(Data records)
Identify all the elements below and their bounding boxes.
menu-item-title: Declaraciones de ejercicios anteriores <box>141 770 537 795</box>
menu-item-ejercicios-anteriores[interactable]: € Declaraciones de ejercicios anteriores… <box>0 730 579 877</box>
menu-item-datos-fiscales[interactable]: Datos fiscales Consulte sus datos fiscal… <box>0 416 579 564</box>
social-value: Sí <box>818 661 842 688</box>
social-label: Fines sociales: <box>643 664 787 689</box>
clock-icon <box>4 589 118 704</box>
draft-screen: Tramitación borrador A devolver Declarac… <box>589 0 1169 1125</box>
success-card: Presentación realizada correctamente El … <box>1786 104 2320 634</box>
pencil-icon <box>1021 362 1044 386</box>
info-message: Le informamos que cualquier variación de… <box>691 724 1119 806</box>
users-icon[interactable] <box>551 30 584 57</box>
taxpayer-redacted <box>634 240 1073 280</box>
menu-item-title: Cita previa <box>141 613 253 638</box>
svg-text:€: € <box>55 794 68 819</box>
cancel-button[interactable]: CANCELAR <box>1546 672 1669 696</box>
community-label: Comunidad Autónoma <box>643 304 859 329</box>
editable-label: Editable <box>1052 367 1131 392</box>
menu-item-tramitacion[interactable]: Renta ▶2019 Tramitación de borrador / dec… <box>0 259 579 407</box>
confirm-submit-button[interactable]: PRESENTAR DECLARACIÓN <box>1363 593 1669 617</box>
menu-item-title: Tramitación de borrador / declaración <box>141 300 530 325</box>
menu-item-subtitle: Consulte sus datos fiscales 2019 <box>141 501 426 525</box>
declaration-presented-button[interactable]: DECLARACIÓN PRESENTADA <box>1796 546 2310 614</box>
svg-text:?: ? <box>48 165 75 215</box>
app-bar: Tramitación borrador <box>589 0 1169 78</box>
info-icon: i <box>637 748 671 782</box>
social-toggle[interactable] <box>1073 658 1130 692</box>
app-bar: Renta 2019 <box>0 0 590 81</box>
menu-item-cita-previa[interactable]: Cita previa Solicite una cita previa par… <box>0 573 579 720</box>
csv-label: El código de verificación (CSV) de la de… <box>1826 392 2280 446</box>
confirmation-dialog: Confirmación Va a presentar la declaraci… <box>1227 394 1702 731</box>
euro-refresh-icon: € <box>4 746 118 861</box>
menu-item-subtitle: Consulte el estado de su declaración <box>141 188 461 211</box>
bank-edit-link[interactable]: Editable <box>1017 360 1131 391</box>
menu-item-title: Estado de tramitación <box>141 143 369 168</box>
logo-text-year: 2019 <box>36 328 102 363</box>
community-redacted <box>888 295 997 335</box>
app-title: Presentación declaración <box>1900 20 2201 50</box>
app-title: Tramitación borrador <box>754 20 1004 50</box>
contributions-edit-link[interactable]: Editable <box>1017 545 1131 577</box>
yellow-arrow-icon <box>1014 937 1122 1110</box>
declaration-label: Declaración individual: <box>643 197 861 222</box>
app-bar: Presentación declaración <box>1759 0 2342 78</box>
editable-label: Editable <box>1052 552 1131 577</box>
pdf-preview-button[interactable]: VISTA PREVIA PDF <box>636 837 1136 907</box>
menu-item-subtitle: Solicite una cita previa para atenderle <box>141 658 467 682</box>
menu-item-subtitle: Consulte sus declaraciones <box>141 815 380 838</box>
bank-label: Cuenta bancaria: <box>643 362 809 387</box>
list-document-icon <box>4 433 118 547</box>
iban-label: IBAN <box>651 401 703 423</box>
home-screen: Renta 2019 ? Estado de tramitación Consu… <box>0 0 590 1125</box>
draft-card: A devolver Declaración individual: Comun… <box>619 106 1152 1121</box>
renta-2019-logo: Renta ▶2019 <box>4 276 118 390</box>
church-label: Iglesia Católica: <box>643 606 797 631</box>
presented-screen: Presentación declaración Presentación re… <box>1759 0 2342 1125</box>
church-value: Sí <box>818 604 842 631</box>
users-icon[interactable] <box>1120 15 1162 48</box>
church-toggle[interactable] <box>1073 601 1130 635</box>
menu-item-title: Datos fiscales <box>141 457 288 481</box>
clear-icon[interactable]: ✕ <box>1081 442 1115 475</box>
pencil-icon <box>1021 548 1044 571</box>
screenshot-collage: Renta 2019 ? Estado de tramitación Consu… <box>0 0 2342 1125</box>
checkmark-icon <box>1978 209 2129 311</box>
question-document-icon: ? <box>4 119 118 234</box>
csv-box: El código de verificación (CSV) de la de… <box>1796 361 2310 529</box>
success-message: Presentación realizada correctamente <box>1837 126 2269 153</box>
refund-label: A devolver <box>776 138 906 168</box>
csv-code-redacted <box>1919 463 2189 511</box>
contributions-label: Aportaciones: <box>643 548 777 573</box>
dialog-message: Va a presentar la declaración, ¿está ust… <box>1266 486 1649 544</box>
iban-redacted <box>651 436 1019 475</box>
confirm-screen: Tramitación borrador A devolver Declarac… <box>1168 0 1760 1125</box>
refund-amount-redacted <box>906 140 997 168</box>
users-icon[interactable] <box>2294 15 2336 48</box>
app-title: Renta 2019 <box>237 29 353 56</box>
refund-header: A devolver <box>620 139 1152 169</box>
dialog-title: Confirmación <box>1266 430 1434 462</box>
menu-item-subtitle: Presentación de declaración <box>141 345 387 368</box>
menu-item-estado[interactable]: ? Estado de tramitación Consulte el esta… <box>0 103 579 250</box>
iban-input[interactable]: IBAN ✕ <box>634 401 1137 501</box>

WHAT YOU SHOULD DO: Format every line of the data records above as a Markdown table with a column named Row for the row number and a column named Line for the text of that line. Leave out any blank lines.

RESULT FOR THIS TASK:
| Row | Line |
|---|---|
| 1 | Identify all the elements below and their bounding boxes. |
| 2 | menu-item-title: Declaraciones de ejercicios anteriores <box>141 770 537 795</box> |
| 3 | menu-item-ejercicios-anteriores[interactable]: € Declaraciones de ejercicios anteriores… <box>0 730 579 877</box> |
| 4 | menu-item-datos-fiscales[interactable]: Datos fiscales Consulte sus datos fiscal… <box>0 416 579 564</box> |
| 5 | social-value: Sí <box>818 661 842 688</box> |
| 6 | social-label: Fines sociales: <box>643 664 787 689</box> |
| 7 | clock-icon <box>4 589 118 704</box> |
| 8 | draft-screen: Tramitación borrador A devolver Declarac… <box>589 0 1169 1125</box> |
| 9 | success-card: Presentación realizada correctamente El … <box>1786 104 2320 634</box> |
| 10 | pencil-icon <box>1021 362 1044 386</box> |
| 11 | info-message: Le informamos que cualquier variación de… <box>691 724 1119 806</box> |
| 12 | users-icon[interactable] <box>551 30 584 57</box> |
| 13 | taxpayer-redacted <box>634 240 1073 280</box> |
| 14 | menu-item-title: Cita previa <box>141 613 253 638</box> |
| 15 | svg-text:€: € <box>55 794 68 819</box> |
| 16 | cancel-button[interactable]: CANCELAR <box>1546 672 1669 696</box> |
| 17 | community-label: Comunidad Autónoma <box>643 304 859 329</box> |
| 18 | editable-label: Editable <box>1052 367 1131 392</box> |
| 19 | menu-item-tramitacion[interactable]: Renta ▶2019 Tramitación de borrador / dec… <box>0 259 579 407</box> |
| 20 | confirm-submit-button[interactable]: PRESENTAR DECLARACIÓN <box>1363 593 1669 617</box> |
| 21 | menu-item-title: Tramitación de borrador / declaración <box>141 300 530 325</box> |
| 22 | menu-item-subtitle: Consulte sus datos fiscales 2019 <box>141 501 426 525</box> |
| 23 | declaration-presented-button[interactable]: DECLARACIÓN PRESENTADA <box>1796 546 2310 614</box> |
| 24 | svg-text:?: ? <box>48 165 75 215</box> |
| 25 | app-bar: Tramitación borrador <box>589 0 1169 78</box> |
| 26 | info-icon: i <box>637 748 671 782</box> |
| 27 | social-toggle[interactable] <box>1073 658 1130 692</box> |
| 28 | app-bar: Renta 2019 <box>0 0 590 81</box> |
| 29 | menu-item-cita-previa[interactable]: Cita previa Solicite una cita previa par… <box>0 573 579 720</box> |
| 30 | csv-label: El código de verificación (CSV) de la de… <box>1826 392 2280 446</box> |
| 31 | confirmation-dialog: Confirmación Va a presentar la declaraci… <box>1227 394 1702 731</box> |
| 32 | euro-refresh-icon: € <box>4 746 118 861</box> |
| 33 | menu-item-subtitle: Consulte el estado de su declaración <box>141 188 461 211</box> |
| 34 | bank-edit-link[interactable]: Editable <box>1017 360 1131 391</box> |
| 35 | menu-item-title: Estado de tramitación <box>141 143 369 168</box> |
| 36 | logo-text-year: 2019 <box>36 328 102 363</box> |
| 37 | community-redacted <box>888 295 997 335</box> |
| 38 | app-title: Presentación declaración <box>1900 20 2201 50</box> |
| 39 | app-title: Tramitación borrador <box>754 20 1004 50</box> |
| 40 | contributions-edit-link[interactable]: Editable <box>1017 545 1131 577</box> |
| 41 | yellow-arrow-icon <box>1014 937 1122 1110</box> |
| 42 | declaration-label: Declaración individual: <box>643 197 861 222</box> |
| 43 | app-bar: Presentación declaración <box>1759 0 2342 78</box> |
| 44 | editable-label: Editable <box>1052 552 1131 577</box> |
| 45 | pdf-preview-button[interactable]: VISTA PREVIA PDF <box>636 837 1136 907</box> |
| 46 | menu-item-subtitle: Solicite una cita previa para atenderle <box>141 658 467 682</box> |
| 47 | menu-item-subtitle: Consulte sus declaraciones <box>141 815 380 838</box> |
| 48 | bank-label: Cuenta bancaria: <box>643 362 809 387</box> |
| 49 | list-document-icon <box>4 433 118 547</box> |
| 50 | iban-label: IBAN <box>651 401 703 423</box> |
| 51 | home-screen: Renta 2019 ? Estado de tramitación Consu… <box>0 0 590 1125</box> |
| 52 | draft-card: A devolver Declaración individual: Comun… <box>619 106 1152 1121</box> |
| 53 | renta-2019-logo: Renta ▶2019 <box>4 276 118 390</box> |
| 54 | church-label: Iglesia Católica: <box>643 606 797 631</box> |
| 55 | presented-screen: Presentación declaración Presentación re… <box>1759 0 2342 1125</box> |
| 56 | church-value: Sí <box>818 604 842 631</box> |
| 57 | users-icon[interactable] <box>1120 15 1162 48</box> |
| 58 | church-toggle[interactable] <box>1073 601 1130 635</box> |
| 59 | menu-item-title: Datos fiscales <box>141 457 288 481</box> |
| 60 | clear-icon[interactable]: ✕ <box>1081 442 1115 475</box> |
| 61 | pencil-icon <box>1021 548 1044 571</box> |
| 62 | screenshot-collage: Renta 2019 ? Estado de tramitación Consu… <box>0 0 2342 1125</box> |
| 63 | checkmark-icon <box>1978 209 2129 311</box> |
| 64 | question-document-icon: ? <box>4 119 118 234</box> |
| 65 | csv-box: El código de verificación (CSV) de la de… <box>1796 361 2310 529</box> |
| 66 | success-message: Presentación realizada correctamente <box>1837 126 2269 153</box> |
| 67 | refund-label: A devolver <box>776 138 906 168</box> |
| 68 | csv-code-redacted <box>1919 463 2189 511</box> |
| 69 | contributions-label: Aportaciones: <box>643 548 777 573</box> |
| 70 | dialog-message: Va a presentar la declaración, ¿está ust… <box>1266 486 1649 544</box> |
| 71 | iban-redacted <box>651 436 1019 475</box> |
| 72 | confirm-screen: Tramitación borrador A devolver Declarac… <box>1168 0 1760 1125</box> |
| 73 | refund-amount-redacted <box>906 140 997 168</box> |
| 74 | users-icon[interactable] <box>2294 15 2336 48</box> |
| 75 | app-title: Renta 2019 <box>237 29 353 56</box> |
| 76 | refund-header: A devolver <box>620 139 1152 169</box> |
| 77 | dialog-title: Confirmación <box>1266 430 1434 462</box> |
| 78 | menu-item-subtitle: Presentación de declaración <box>141 345 387 368</box> |
| 79 | menu-item-estado[interactable]: ? Estado de tramitación Consulte el esta… <box>0 103 579 250</box> |
| 80 | iban-input[interactable]: IBAN ✕ <box>634 401 1137 501</box> |